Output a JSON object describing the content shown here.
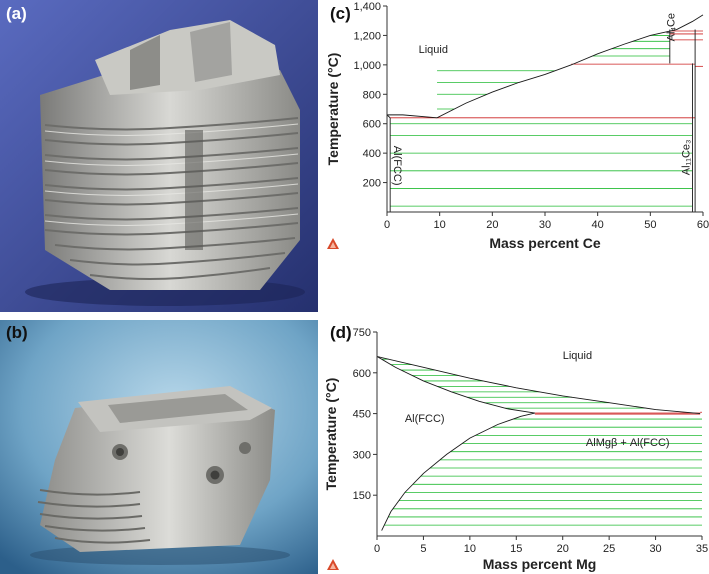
{
  "panels": {
    "a": {
      "label": "(a)",
      "depicts": "cylinder-head-casting-finned"
    },
    "b": {
      "label": "(b)",
      "depicts": "cylinder-head-casting-compact"
    },
    "c": {
      "label": "(c)"
    },
    "d": {
      "label": "(d)"
    }
  },
  "colors": {
    "boundary": "#1a1a1a",
    "tie_line": "#22bb33",
    "eutectic": "#cc2222",
    "photo_a_bg": "#3c4a9a",
    "photo_b_bg": "#7fb0cf",
    "metal": "#b8b8b6"
  },
  "chart_data": [
    {
      "type": "phase-diagram",
      "xlabel": "Mass percent Ce",
      "ylabel": "Temperature (°C)",
      "xlim": [
        0,
        60
      ],
      "ylim": [
        0,
        1400
      ],
      "x_ticks": [
        "0",
        "10",
        "20",
        "30",
        "40",
        "50",
        "60"
      ],
      "y_ticks": [
        "200",
        "400",
        "600",
        "800",
        "1,000",
        "1,200",
        "1,400"
      ],
      "x_tick_values": [
        0,
        10,
        20,
        30,
        40,
        50,
        60
      ],
      "y_tick_values": [
        200,
        400,
        600,
        800,
        1000,
        1200,
        1400
      ],
      "regions": [
        {
          "label": "Liquid",
          "x": 6,
          "y": 1080
        },
        {
          "label": "Al(FCC)",
          "x": 1.3,
          "y": 450,
          "rotate": 90
        },
        {
          "label": "Al₄Ce",
          "x": 54.6,
          "y": 1160,
          "rotate": -90
        },
        {
          "label": "Al₁₁Ce₃",
          "x": 57.4,
          "y": 250,
          "rotate": -90
        }
      ],
      "liquidus": [
        [
          0,
          660
        ],
        [
          3,
          660
        ],
        [
          9.5,
          640
        ],
        [
          15,
          740
        ],
        [
          20,
          815
        ],
        [
          25,
          880
        ],
        [
          30,
          935
        ],
        [
          35,
          1000
        ],
        [
          40,
          1075
        ],
        [
          45,
          1140
        ],
        [
          50,
          1200
        ],
        [
          55,
          1240
        ],
        [
          58,
          1295
        ],
        [
          60,
          1340
        ]
      ],
      "solidus": [
        [
          0,
          660
        ],
        [
          0.6,
          640
        ]
      ],
      "eutectic_lines": [
        {
          "x1": 0.6,
          "x2": 58.5,
          "y": 640
        },
        {
          "x1": 35,
          "x2": 58.5,
          "y": 1005
        },
        {
          "x1": 53.7,
          "x2": 60,
          "y": 1230
        },
        {
          "x1": 53.7,
          "x2": 60,
          "y": 1210
        },
        {
          "x1": 53.7,
          "x2": 60,
          "y": 1170
        },
        {
          "x1": 58.5,
          "x2": 60,
          "y": 990
        }
      ],
      "phase_boundaries": [
        [
          53.7,
          1010,
          53.7,
          1240
        ],
        [
          58.5,
          0,
          58.5,
          1240
        ],
        [
          58.0,
          0,
          58.0,
          1010
        ],
        [
          0.6,
          0,
          0.6,
          640
        ]
      ],
      "tie_lines": {
        "low": {
          "x1": 0.6,
          "x2": 58.0,
          "ys": [
            40,
            160,
            280,
            400,
            520,
            600
          ]
        },
        "mid": {
          "x1": 9.5,
          "ys": [
            700,
            800,
            880,
            960
          ]
        },
        "high": {
          "ys": [
            1060,
            1110,
            1160,
            1200
          ]
        }
      }
    },
    {
      "type": "phase-diagram",
      "xlabel": "Mass percent Mg",
      "ylabel": "Temperature (°C)",
      "xlim": [
        0,
        35
      ],
      "ylim": [
        0,
        750
      ],
      "x_ticks": [
        "0",
        "5",
        "10",
        "15",
        "20",
        "25",
        "30",
        "35"
      ],
      "y_ticks": [
        "150",
        "300",
        "450",
        "600",
        "750"
      ],
      "x_tick_values": [
        0,
        5,
        10,
        15,
        20,
        25,
        30,
        35
      ],
      "y_tick_values": [
        150,
        300,
        450,
        600,
        750
      ],
      "regions": [
        {
          "label": "Liquid",
          "x": 20,
          "y": 650
        },
        {
          "label": "Al(FCC)",
          "x": 3,
          "y": 420
        },
        {
          "label": "AlMgβ + Al(FCC)",
          "x": 22.5,
          "y": 330
        }
      ],
      "liquidus": [
        [
          0,
          660
        ],
        [
          5,
          620
        ],
        [
          10,
          580
        ],
        [
          15,
          545
        ],
        [
          20,
          515
        ],
        [
          25,
          490
        ],
        [
          30,
          465
        ],
        [
          34.8,
          450
        ]
      ],
      "solidus": [
        [
          0,
          660
        ],
        [
          2,
          620
        ],
        [
          5,
          570
        ],
        [
          8,
          530
        ],
        [
          11,
          495
        ],
        [
          14,
          468
        ],
        [
          17,
          452
        ]
      ],
      "solvus": [
        [
          0.5,
          20
        ],
        [
          1.5,
          90
        ],
        [
          3,
          160
        ],
        [
          5,
          230
        ],
        [
          7.5,
          300
        ],
        [
          10,
          360
        ],
        [
          13,
          410
        ],
        [
          15.5,
          440
        ],
        [
          17,
          452
        ]
      ],
      "eutectic_lines": [
        {
          "x1": 17,
          "x2": 34.8,
          "y": 452
        },
        {
          "x1": 17,
          "x2": 34.8,
          "y": 448
        },
        {
          "x1": 34.8,
          "x2": 35,
          "y": 455
        }
      ],
      "tie_lines": {
        "two_phase_top": {
          "ys": [
            470,
            490,
            510,
            530,
            550,
            570,
            590,
            610,
            630,
            650
          ]
        },
        "two_phase_bottom": {
          "x2": 35,
          "ys": [
            40,
            70,
            100,
            130,
            160,
            190,
            220,
            250,
            280,
            310,
            340,
            370,
            400,
            430
          ]
        }
      }
    }
  ]
}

+++

To be done
Give back every line exactly as it stands, pictures excluded.

Complete response
Output a JSON object describing the content shown here.
{
  "panels": {
    "a": {
      "label": "(a)",
      "depicts": "cylinder-head-casting-finned"
    },
    "b": {
      "label": "(b)",
      "depicts": "cylinder-head-casting-compact"
    },
    "c": {
      "label": "(c)"
    },
    "d": {
      "label": "(d)"
    }
  },
  "colors": {
    "boundary": "#1a1a1a",
    "tie_line": "#22bb33",
    "eutectic": "#cc2222",
    "photo_a_bg": "#3c4a9a",
    "photo_b_bg": "#7fb0cf",
    "metal": "#b8b8b6"
  },
  "chart_data": [
    {
      "type": "phase-diagram",
      "xlabel": "Mass percent Ce",
      "ylabel": "Temperature (°C)",
      "xlim": [
        0,
        60
      ],
      "ylim": [
        0,
        1400
      ],
      "x_ticks": [
        "0",
        "10",
        "20",
        "30",
        "40",
        "50",
        "60"
      ],
      "y_ticks": [
        "200",
        "400",
        "600",
        "800",
        "1,000",
        "1,200",
        "1,400"
      ],
      "x_tick_values": [
        0,
        10,
        20,
        30,
        40,
        50,
        60
      ],
      "y_tick_values": [
        200,
        400,
        600,
        800,
        1000,
        1200,
        1400
      ],
      "regions": [
        {
          "label": "Liquid",
          "x": 6,
          "y": 1080
        },
        {
          "label": "Al(FCC)",
          "x": 1.3,
          "y": 450,
          "rotate": 90
        },
        {
          "label": "Al₄Ce",
          "x": 54.6,
          "y": 1160,
          "rotate": -90
        },
        {
          "label": "Al₁₁Ce₃",
          "x": 57.4,
          "y": 250,
          "rotate": -90
        }
      ],
      "liquidus": [
        [
          0,
          660
        ],
        [
          3,
          660
        ],
        [
          9.5,
          640
        ],
        [
          15,
          740
        ],
        [
          20,
          815
        ],
        [
          25,
          880
        ],
        [
          30,
          935
        ],
        [
          35,
          1000
        ],
        [
          40,
          1075
        ],
        [
          45,
          1140
        ],
        [
          50,
          1200
        ],
        [
          55,
          1240
        ],
        [
          58,
          1295
        ],
        [
          60,
          1340
        ]
      ],
      "solidus": [
        [
          0,
          660
        ],
        [
          0.6,
          640
        ]
      ],
      "eutectic_lines": [
        {
          "x1": 0.6,
          "x2": 58.5,
          "y": 640
        },
        {
          "x1": 35,
          "x2": 58.5,
          "y": 1005
        },
        {
          "x1": 53.7,
          "x2": 60,
          "y": 1230
        },
        {
          "x1": 53.7,
          "x2": 60,
          "y": 1210
        },
        {
          "x1": 53.7,
          "x2": 60,
          "y": 1170
        },
        {
          "x1": 58.5,
          "x2": 60,
          "y": 990
        }
      ],
      "phase_boundaries": [
        [
          53.7,
          1010,
          53.7,
          1240
        ],
        [
          58.5,
          0,
          58.5,
          1240
        ],
        [
          58.0,
          0,
          58.0,
          1010
        ],
        [
          0.6,
          0,
          0.6,
          640
        ]
      ],
      "tie_lines": {
        "low": {
          "x1": 0.6,
          "x2": 58.0,
          "ys": [
            40,
            160,
            280,
            400,
            520,
            600
          ]
        },
        "mid": {
          "x1": 9.5,
          "ys": [
            700,
            800,
            880,
            960
          ]
        },
        "high": {
          "ys": [
            1060,
            1110,
            1160,
            1200
          ]
        }
      }
    },
    {
      "type": "phase-diagram",
      "xlabel": "Mass percent Mg",
      "ylabel": "Temperature (°C)",
      "xlim": [
        0,
        35
      ],
      "ylim": [
        0,
        750
      ],
      "x_ticks": [
        "0",
        "5",
        "10",
        "15",
        "20",
        "25",
        "30",
        "35"
      ],
      "y_ticks": [
        "150",
        "300",
        "450",
        "600",
        "750"
      ],
      "x_tick_values": [
        0,
        5,
        10,
        15,
        20,
        25,
        30,
        35
      ],
      "y_tick_values": [
        150,
        300,
        450,
        600,
        750
      ],
      "regions": [
        {
          "label": "Liquid",
          "x": 20,
          "y": 650
        },
        {
          "label": "Al(FCC)",
          "x": 3,
          "y": 420
        },
        {
          "label": "AlMgβ + Al(FCC)",
          "x": 22.5,
          "y": 330
        }
      ],
      "liquidus": [
        [
          0,
          660
        ],
        [
          5,
          620
        ],
        [
          10,
          580
        ],
        [
          15,
          545
        ],
        [
          20,
          515
        ],
        [
          25,
          490
        ],
        [
          30,
          465
        ],
        [
          34.8,
          450
        ]
      ],
      "solidus": [
        [
          0,
          660
        ],
        [
          2,
          620
        ],
        [
          5,
          570
        ],
        [
          8,
          530
        ],
        [
          11,
          495
        ],
        [
          14,
          468
        ],
        [
          17,
          452
        ]
      ],
      "solvus": [
        [
          0.5,
          20
        ],
        [
          1.5,
          90
        ],
        [
          3,
          160
        ],
        [
          5,
          230
        ],
        [
          7.5,
          300
        ],
        [
          10,
          360
        ],
        [
          13,
          410
        ],
        [
          15.5,
          440
        ],
        [
          17,
          452
        ]
      ],
      "eutectic_lines": [
        {
          "x1": 17,
          "x2": 34.8,
          "y": 452
        },
        {
          "x1": 17,
          "x2": 34.8,
          "y": 448
        },
        {
          "x1": 34.8,
          "x2": 35,
          "y": 455
        }
      ],
      "tie_lines": {
        "two_phase_top": {
          "ys": [
            470,
            490,
            510,
            530,
            550,
            570,
            590,
            610,
            630,
            650
          ]
        },
        "two_phase_bottom": {
          "x2": 35,
          "ys": [
            40,
            70,
            100,
            130,
            160,
            190,
            220,
            250,
            280,
            310,
            340,
            370,
            400,
            430
          ]
        }
      }
    }
  ]
}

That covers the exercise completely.